■ Task objective
Which lines have the string "needs"? Copy all of them from the entries below.

■ Exercise material
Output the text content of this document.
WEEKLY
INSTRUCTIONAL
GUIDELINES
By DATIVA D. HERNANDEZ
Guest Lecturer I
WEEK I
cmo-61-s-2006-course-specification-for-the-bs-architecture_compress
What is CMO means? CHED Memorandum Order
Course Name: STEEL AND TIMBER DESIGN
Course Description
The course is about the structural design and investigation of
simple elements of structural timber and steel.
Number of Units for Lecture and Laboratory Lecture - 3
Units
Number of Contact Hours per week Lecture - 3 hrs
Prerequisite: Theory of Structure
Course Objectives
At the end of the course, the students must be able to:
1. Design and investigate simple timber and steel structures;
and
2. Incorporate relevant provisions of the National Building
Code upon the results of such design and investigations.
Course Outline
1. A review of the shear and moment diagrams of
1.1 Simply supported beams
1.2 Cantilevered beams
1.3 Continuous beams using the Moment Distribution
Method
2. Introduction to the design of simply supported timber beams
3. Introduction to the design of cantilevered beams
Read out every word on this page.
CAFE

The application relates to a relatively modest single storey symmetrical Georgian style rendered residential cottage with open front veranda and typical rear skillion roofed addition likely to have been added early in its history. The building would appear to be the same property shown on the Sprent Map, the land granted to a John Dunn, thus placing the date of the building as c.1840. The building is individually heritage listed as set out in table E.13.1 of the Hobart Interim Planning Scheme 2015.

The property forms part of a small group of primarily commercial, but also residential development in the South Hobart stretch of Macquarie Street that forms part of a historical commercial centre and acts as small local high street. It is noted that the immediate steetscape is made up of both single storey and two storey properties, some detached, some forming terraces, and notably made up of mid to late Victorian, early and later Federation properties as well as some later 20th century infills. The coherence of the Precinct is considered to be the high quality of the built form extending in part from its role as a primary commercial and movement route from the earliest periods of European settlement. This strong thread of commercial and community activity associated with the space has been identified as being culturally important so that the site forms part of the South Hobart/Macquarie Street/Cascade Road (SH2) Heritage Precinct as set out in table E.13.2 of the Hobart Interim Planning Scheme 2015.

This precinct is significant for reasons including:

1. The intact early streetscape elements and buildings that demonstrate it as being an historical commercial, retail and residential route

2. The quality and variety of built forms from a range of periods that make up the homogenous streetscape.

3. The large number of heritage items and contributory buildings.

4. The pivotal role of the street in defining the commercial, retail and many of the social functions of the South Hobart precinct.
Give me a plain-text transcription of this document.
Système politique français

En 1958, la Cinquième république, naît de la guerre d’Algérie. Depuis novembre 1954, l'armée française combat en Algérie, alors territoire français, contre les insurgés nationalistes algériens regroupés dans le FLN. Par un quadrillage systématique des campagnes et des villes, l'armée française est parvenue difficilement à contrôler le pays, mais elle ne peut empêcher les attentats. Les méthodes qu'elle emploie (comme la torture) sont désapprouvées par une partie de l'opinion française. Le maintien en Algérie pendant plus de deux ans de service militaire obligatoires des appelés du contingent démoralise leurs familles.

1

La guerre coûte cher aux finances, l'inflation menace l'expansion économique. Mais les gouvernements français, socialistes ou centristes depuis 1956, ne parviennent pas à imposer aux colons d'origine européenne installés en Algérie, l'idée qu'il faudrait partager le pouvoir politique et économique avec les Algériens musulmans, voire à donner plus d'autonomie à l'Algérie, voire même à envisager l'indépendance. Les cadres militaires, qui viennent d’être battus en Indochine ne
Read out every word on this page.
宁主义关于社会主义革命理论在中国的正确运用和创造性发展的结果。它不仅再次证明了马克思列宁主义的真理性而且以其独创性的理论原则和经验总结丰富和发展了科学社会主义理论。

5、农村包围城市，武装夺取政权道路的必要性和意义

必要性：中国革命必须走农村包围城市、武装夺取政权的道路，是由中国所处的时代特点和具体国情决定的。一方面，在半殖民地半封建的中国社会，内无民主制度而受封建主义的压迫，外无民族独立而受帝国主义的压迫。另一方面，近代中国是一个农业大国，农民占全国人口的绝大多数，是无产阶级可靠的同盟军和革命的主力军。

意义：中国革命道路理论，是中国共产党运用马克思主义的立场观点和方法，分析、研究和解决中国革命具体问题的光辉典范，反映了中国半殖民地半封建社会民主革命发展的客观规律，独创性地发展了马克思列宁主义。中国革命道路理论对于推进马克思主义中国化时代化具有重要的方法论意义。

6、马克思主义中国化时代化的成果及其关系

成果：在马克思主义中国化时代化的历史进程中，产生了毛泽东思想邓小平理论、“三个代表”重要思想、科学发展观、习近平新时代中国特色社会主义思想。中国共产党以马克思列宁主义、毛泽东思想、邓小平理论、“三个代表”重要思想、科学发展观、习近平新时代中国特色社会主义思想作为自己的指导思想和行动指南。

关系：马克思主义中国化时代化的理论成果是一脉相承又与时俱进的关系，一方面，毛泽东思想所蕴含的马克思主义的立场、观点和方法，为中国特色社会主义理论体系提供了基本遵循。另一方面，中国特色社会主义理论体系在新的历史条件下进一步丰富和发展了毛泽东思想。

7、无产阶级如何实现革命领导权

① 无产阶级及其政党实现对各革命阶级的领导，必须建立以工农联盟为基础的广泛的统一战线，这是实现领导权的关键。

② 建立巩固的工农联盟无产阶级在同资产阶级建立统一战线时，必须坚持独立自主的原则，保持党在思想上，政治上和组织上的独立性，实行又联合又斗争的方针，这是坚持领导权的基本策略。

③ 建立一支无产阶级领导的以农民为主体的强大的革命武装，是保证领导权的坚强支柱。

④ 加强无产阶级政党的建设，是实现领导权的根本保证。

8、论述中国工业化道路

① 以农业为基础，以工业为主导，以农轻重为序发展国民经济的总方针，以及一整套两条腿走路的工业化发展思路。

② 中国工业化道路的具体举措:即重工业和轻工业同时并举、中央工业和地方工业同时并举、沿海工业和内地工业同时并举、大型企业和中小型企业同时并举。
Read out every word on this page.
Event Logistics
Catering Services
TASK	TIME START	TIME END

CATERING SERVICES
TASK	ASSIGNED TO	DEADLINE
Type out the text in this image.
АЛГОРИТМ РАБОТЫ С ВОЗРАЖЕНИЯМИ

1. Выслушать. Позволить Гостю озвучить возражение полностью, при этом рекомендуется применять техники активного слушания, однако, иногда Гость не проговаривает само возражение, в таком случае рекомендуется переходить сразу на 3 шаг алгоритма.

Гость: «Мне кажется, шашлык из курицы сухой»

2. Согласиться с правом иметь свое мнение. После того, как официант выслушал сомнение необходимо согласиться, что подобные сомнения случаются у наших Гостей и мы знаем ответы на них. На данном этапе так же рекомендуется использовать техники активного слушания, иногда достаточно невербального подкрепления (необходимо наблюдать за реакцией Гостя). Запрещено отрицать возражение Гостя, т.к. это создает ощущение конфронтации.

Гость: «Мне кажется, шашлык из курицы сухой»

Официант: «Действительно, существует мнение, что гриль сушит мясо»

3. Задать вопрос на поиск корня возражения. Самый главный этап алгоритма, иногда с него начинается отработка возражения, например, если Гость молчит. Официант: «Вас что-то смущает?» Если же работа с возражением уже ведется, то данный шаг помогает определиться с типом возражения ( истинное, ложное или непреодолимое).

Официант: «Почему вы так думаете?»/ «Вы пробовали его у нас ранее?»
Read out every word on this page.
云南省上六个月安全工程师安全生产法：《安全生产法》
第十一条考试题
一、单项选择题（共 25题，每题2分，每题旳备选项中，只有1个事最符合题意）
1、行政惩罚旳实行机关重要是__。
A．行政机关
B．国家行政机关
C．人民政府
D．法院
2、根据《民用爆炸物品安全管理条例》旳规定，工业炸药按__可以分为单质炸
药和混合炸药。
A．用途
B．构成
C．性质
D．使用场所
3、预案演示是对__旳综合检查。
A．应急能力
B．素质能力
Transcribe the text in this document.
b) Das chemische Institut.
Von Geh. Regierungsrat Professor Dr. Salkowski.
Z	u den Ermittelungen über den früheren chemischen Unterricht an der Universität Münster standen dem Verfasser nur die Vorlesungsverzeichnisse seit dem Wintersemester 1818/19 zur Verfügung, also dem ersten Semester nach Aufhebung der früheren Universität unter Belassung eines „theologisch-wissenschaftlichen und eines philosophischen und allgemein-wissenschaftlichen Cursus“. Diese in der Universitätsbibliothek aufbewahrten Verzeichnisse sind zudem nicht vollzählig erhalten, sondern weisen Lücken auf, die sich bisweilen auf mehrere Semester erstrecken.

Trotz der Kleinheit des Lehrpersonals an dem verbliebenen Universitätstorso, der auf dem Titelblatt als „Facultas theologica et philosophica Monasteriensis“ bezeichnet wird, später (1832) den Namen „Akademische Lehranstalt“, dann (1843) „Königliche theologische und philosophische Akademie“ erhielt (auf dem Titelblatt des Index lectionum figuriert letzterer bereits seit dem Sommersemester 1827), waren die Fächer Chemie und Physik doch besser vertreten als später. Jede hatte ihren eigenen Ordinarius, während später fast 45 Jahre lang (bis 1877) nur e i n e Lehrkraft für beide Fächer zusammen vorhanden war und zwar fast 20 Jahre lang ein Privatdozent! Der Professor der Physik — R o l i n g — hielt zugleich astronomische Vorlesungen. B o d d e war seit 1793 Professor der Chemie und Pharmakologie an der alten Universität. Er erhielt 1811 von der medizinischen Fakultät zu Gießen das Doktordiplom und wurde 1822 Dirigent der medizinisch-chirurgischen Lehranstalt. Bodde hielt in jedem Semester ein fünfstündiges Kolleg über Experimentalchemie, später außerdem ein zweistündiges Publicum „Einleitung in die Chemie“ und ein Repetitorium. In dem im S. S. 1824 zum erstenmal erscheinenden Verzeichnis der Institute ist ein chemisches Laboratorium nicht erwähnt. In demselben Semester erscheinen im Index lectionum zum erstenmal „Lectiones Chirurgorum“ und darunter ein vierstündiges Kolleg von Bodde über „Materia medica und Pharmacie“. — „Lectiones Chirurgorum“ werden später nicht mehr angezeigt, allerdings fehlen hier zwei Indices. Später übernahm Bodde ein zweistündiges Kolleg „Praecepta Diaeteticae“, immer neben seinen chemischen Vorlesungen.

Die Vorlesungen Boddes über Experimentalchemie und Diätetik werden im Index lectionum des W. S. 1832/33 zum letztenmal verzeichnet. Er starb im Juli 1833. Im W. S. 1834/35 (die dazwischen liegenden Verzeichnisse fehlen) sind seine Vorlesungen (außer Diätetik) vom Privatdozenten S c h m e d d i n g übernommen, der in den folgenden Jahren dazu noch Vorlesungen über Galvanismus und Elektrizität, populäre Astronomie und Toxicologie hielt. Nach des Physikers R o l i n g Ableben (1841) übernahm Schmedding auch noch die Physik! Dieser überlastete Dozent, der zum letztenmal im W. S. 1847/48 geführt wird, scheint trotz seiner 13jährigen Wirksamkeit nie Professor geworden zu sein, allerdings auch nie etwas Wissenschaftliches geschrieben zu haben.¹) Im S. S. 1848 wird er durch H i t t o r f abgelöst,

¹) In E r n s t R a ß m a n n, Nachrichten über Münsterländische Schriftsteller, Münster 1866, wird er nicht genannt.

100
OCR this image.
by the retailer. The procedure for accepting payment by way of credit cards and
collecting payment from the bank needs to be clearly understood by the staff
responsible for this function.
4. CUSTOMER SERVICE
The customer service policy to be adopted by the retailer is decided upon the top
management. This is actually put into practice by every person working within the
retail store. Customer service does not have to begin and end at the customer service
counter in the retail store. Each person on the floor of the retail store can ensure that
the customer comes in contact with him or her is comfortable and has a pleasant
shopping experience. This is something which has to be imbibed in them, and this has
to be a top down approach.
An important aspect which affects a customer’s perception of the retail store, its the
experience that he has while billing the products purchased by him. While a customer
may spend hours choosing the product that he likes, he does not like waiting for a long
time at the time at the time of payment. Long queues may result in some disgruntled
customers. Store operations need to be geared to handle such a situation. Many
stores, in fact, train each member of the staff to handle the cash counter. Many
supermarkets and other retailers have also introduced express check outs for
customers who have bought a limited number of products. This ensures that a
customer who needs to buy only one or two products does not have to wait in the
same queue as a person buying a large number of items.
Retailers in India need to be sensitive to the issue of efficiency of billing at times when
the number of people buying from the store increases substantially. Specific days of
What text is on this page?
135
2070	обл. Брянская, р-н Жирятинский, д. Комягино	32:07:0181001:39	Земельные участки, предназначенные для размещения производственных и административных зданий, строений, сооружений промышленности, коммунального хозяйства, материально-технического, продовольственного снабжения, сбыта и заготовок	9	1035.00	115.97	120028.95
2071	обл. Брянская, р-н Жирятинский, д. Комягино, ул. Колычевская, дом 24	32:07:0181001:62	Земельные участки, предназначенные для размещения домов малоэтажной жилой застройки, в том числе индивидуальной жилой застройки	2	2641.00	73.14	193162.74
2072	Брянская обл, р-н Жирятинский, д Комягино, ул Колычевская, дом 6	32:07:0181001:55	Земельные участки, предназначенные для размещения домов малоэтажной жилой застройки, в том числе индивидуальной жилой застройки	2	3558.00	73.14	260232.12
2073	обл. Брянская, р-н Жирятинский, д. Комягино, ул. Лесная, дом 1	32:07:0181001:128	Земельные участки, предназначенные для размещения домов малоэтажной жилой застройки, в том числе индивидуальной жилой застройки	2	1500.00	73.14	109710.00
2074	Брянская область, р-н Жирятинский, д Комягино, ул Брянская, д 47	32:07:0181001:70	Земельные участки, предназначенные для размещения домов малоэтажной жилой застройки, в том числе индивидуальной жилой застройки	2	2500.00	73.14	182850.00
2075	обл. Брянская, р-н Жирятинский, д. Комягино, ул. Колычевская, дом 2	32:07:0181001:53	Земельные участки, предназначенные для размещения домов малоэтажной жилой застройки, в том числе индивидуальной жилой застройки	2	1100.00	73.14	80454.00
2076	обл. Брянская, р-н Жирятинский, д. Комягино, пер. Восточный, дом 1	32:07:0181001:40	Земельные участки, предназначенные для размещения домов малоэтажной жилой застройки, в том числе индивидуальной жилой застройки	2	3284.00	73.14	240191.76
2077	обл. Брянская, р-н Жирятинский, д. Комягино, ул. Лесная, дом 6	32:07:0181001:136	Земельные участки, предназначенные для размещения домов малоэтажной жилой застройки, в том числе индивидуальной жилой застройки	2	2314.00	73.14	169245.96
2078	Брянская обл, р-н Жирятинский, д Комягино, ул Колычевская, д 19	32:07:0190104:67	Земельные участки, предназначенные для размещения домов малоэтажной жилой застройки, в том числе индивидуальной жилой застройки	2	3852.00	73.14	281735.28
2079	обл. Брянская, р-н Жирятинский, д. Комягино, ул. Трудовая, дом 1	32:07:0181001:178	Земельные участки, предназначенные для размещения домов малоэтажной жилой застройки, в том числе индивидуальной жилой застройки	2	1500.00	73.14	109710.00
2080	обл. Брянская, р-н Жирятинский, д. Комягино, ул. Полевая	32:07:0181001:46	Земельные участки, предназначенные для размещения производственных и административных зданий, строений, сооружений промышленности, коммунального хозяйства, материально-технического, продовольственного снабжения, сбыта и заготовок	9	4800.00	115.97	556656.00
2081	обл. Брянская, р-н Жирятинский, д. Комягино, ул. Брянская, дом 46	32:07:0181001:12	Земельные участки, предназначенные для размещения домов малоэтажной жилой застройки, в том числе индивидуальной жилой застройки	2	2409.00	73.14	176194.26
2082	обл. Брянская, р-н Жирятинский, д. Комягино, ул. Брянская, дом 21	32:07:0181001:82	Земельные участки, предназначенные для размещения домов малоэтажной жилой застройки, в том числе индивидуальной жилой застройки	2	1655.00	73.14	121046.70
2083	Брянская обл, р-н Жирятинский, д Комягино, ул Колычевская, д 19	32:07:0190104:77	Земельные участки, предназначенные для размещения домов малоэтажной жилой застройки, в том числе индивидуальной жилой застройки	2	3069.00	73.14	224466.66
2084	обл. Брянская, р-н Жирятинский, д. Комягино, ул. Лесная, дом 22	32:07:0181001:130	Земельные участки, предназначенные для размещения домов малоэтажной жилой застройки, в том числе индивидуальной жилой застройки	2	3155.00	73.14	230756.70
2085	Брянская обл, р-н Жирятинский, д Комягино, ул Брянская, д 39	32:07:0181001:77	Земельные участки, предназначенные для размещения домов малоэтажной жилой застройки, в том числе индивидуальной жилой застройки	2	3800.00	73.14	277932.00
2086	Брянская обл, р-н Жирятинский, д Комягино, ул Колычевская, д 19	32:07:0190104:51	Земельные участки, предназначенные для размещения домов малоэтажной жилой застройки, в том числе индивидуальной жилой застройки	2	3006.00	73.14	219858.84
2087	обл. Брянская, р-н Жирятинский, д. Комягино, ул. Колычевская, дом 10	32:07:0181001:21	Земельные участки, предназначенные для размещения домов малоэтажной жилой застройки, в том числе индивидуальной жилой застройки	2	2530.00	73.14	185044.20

■ Expected answer
collecting payment from the bank needs to be clearly understood by the staff
customer who needs to buy only one or two products does not have to wait in the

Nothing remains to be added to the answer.